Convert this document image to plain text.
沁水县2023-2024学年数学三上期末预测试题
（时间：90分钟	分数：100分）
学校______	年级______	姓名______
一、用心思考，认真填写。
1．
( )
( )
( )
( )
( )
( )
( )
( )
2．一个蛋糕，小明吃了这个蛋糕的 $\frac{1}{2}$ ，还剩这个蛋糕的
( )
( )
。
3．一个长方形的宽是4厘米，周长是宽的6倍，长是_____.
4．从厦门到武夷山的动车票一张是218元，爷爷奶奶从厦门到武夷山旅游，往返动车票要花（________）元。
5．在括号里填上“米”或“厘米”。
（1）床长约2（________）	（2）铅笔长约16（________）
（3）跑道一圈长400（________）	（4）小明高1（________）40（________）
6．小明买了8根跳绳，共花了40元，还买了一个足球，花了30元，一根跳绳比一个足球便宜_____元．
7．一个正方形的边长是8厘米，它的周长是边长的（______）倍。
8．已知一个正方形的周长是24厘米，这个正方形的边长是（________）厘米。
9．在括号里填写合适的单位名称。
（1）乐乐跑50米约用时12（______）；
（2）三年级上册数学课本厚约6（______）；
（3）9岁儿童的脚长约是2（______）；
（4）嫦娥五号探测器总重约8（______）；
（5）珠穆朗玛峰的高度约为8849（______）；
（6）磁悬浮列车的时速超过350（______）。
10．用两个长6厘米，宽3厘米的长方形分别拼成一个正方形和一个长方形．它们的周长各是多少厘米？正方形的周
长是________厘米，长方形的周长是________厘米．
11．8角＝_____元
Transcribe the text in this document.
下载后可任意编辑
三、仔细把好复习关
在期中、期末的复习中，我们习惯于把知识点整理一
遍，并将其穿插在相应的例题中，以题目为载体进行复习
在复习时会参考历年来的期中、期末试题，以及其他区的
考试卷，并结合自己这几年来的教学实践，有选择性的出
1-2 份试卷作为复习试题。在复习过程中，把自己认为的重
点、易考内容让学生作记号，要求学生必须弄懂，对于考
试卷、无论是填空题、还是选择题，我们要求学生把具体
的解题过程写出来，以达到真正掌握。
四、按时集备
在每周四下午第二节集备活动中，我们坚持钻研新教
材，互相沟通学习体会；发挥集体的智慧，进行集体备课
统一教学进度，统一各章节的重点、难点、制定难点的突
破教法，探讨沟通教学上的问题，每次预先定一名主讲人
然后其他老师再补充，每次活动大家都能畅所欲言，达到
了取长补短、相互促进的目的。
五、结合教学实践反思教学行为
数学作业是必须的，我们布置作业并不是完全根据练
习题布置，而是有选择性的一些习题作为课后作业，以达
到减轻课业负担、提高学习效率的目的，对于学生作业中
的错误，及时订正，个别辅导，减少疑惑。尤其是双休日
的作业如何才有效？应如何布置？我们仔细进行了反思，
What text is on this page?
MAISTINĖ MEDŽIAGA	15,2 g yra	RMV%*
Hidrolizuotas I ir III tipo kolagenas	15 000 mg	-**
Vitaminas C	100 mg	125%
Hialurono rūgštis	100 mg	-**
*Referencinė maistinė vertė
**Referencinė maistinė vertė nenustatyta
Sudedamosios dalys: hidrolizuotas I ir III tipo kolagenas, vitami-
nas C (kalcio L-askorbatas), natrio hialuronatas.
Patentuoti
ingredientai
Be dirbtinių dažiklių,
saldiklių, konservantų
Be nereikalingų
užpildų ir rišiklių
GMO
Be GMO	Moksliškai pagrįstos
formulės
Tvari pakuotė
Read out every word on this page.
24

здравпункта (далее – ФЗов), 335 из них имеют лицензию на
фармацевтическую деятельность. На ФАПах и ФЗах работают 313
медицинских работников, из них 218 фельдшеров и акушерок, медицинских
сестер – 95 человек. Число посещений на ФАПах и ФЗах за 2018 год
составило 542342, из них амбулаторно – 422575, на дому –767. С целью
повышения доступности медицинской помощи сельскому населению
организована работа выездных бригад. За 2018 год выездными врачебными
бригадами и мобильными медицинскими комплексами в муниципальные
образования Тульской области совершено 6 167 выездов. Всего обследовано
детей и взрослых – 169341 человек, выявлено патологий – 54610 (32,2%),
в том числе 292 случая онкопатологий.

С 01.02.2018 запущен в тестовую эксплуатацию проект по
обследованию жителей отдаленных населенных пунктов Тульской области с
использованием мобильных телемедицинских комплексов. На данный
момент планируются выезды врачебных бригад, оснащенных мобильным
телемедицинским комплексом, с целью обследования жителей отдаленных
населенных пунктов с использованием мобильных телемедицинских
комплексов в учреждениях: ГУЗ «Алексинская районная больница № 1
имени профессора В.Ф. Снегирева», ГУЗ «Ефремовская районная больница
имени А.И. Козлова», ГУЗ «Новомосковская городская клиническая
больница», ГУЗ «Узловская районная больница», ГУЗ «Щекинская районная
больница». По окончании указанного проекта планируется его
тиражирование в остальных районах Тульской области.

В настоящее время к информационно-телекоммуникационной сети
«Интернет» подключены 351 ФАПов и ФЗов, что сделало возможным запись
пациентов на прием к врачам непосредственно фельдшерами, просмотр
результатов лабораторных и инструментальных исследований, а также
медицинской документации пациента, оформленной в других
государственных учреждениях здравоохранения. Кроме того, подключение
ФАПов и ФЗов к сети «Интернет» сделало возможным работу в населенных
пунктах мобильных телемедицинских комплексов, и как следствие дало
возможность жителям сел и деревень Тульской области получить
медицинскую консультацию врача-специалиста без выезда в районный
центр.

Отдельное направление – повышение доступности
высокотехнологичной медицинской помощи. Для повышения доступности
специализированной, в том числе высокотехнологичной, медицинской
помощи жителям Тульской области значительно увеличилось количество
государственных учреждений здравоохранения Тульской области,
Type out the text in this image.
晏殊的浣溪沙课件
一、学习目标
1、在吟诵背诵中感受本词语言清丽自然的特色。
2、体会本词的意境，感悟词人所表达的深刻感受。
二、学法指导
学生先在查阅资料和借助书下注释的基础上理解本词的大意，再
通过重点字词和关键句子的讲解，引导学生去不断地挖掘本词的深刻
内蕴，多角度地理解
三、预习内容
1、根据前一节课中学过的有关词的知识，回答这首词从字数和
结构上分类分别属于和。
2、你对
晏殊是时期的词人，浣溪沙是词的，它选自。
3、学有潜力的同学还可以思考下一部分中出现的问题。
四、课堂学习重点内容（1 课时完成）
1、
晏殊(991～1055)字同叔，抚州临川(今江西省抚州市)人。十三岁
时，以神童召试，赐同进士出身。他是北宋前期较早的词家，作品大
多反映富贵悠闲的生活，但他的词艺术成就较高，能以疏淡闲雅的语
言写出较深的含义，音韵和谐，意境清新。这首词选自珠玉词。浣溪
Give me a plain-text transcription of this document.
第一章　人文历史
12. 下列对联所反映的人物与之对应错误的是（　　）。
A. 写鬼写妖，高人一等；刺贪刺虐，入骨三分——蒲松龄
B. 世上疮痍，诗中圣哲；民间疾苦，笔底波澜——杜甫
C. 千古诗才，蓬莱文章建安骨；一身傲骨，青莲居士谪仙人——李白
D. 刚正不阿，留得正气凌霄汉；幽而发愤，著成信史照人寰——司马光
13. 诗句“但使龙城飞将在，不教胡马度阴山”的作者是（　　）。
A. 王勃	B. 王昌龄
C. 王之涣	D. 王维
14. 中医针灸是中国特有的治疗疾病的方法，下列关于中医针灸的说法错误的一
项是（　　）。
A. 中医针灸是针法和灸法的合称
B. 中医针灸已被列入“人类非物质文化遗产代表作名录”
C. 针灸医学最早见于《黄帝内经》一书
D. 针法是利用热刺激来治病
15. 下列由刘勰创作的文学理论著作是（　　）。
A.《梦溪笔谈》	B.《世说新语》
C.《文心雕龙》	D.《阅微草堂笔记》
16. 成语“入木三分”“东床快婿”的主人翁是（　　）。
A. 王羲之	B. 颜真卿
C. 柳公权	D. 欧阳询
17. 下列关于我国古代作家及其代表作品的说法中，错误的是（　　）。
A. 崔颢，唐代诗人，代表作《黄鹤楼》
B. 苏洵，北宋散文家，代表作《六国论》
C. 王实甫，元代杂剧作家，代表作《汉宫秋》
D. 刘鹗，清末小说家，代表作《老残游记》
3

# # # # # # #

WHAT YOU ARE ASKED TO DO: Look over the records above and copy each line that includes the string "целью".

FINAL ANSWER:
составило 542342, из них амбулаторно – 422575, на дому –767. С целью
телемедицинским комплексом, с целью обследования жителей отдаленных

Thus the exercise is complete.